Records contained in a dataset:
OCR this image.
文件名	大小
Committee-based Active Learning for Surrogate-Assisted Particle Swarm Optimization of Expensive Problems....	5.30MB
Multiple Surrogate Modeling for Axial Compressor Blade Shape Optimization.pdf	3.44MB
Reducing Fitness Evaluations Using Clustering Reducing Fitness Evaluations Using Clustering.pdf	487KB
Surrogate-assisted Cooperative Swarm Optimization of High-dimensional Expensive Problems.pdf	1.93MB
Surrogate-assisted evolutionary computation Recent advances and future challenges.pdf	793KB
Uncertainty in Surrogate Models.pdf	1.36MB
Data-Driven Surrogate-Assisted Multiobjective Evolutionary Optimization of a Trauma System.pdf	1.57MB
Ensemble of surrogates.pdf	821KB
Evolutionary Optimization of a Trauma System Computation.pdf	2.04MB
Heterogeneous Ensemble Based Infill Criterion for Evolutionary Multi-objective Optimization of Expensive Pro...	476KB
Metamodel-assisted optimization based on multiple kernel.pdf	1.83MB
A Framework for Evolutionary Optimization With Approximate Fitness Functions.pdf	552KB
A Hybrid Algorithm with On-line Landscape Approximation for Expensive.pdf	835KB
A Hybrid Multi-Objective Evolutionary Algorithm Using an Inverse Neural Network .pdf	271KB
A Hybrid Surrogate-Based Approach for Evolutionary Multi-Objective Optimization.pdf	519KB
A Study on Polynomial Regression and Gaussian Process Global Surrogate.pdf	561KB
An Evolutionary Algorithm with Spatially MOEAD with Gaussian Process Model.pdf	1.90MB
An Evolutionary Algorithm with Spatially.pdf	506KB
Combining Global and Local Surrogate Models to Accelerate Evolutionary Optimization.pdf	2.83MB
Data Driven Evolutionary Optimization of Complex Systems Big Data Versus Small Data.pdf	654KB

### STATED TASK
How many lines of these entries contain "Fitness"? Answer with the number and nothing else.

### TASK RESPONSE
2